[BEGIN Stored data]
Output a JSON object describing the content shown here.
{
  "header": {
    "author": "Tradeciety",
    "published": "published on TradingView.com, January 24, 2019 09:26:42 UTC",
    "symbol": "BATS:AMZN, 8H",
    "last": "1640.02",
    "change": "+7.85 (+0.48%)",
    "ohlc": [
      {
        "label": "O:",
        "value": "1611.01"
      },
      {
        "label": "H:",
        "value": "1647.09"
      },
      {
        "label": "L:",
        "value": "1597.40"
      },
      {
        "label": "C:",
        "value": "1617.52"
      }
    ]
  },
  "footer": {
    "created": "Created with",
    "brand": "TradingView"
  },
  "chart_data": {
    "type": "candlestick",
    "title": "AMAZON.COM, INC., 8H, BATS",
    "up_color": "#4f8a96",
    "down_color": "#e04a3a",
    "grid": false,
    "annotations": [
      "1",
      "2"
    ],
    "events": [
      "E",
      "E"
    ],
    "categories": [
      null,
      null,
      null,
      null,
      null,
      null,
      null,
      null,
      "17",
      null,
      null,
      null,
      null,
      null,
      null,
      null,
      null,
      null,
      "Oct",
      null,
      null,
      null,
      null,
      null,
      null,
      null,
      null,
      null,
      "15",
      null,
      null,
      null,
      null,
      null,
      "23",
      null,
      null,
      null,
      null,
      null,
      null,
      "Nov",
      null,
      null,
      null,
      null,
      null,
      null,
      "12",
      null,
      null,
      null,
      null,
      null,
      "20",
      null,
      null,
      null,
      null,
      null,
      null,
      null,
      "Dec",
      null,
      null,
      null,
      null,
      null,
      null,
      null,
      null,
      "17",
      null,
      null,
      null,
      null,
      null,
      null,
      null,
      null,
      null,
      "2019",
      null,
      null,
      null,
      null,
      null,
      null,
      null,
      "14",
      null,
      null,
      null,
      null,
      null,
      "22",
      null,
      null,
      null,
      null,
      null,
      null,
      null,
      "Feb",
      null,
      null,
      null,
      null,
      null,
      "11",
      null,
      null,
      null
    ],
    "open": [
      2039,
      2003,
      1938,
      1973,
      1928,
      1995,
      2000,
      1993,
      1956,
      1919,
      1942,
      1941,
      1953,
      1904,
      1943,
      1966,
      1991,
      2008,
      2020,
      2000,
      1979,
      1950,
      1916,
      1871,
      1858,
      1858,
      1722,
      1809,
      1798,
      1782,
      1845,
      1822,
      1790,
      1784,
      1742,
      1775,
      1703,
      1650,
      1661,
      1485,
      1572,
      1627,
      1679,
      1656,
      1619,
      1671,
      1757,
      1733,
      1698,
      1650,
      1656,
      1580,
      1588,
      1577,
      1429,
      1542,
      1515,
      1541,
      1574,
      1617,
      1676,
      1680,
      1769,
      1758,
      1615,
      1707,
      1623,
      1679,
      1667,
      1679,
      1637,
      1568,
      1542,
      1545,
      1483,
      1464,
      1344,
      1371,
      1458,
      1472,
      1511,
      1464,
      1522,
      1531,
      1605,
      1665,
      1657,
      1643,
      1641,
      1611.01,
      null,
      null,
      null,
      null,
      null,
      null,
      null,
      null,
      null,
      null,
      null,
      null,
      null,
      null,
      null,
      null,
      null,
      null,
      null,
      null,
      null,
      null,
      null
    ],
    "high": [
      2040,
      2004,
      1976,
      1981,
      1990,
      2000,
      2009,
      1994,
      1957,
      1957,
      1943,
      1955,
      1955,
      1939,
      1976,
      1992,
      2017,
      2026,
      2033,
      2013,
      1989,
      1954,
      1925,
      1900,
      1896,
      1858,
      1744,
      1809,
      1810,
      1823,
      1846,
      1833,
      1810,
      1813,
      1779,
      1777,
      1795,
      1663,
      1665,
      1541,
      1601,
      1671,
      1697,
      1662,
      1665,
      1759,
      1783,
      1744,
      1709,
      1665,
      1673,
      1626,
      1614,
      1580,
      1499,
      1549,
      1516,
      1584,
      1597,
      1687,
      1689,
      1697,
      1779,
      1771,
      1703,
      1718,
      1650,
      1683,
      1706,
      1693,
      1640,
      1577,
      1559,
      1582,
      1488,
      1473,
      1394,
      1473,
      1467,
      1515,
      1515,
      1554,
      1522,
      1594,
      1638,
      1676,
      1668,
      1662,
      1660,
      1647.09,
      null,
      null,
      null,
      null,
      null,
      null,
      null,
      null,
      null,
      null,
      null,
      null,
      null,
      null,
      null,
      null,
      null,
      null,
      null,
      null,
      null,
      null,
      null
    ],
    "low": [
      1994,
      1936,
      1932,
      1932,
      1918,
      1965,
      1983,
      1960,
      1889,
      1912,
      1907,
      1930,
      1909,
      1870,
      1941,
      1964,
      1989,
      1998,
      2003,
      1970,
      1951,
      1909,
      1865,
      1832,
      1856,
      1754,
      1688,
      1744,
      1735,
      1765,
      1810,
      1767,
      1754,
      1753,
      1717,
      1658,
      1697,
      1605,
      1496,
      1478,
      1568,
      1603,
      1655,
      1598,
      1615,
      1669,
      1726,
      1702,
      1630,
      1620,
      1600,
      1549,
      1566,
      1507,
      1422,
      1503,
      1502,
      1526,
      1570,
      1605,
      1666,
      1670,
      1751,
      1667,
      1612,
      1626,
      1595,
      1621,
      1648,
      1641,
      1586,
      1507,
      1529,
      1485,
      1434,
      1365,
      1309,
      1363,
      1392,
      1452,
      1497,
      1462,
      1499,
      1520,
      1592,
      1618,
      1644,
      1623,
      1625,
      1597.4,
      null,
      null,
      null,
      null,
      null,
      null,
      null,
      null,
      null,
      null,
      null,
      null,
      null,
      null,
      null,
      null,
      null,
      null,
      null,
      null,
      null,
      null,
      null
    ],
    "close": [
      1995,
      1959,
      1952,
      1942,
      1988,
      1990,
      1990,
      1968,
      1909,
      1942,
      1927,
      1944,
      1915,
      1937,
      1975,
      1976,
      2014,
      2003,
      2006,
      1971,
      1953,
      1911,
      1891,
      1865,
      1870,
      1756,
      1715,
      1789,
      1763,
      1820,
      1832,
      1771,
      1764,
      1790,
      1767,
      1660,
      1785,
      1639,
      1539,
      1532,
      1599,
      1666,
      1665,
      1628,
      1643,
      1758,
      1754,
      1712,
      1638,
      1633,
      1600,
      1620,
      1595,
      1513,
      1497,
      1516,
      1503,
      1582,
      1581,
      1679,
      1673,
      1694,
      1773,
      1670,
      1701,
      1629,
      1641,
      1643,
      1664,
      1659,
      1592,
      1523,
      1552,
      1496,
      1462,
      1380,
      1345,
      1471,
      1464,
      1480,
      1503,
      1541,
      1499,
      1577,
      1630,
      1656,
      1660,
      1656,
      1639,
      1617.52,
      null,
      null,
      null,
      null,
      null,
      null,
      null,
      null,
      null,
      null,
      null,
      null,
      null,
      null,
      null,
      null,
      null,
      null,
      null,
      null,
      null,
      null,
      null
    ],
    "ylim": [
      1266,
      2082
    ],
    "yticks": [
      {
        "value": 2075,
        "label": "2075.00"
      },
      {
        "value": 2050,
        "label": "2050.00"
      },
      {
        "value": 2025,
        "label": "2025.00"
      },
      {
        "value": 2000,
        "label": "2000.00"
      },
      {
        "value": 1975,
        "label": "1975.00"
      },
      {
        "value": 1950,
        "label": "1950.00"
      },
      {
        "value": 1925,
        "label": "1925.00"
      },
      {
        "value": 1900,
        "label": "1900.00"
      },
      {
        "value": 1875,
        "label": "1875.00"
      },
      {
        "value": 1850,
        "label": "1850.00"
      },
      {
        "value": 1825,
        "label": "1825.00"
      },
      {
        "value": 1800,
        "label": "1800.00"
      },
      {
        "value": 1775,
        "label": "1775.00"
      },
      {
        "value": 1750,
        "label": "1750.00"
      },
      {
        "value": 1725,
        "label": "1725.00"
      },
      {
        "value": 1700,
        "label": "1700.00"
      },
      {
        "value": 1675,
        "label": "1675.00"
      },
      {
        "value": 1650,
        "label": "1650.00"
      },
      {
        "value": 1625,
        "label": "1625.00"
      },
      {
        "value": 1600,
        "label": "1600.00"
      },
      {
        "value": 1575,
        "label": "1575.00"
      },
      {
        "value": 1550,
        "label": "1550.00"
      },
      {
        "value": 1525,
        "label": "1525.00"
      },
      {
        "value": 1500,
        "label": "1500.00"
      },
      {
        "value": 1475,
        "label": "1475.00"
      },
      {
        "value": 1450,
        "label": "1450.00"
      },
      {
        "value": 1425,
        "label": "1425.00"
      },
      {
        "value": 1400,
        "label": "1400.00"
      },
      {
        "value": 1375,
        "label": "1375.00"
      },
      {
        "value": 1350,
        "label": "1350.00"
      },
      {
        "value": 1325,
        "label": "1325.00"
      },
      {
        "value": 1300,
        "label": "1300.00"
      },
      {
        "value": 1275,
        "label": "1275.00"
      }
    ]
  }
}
[END Stored data]
- _Challenge_:
Copy and report every line where the word "TradingView" is present.

- _Completed task_:
    "published": "published on TradingView.com, January 24, 2019 09:26:42 UTC",
    "brand": "TradingView"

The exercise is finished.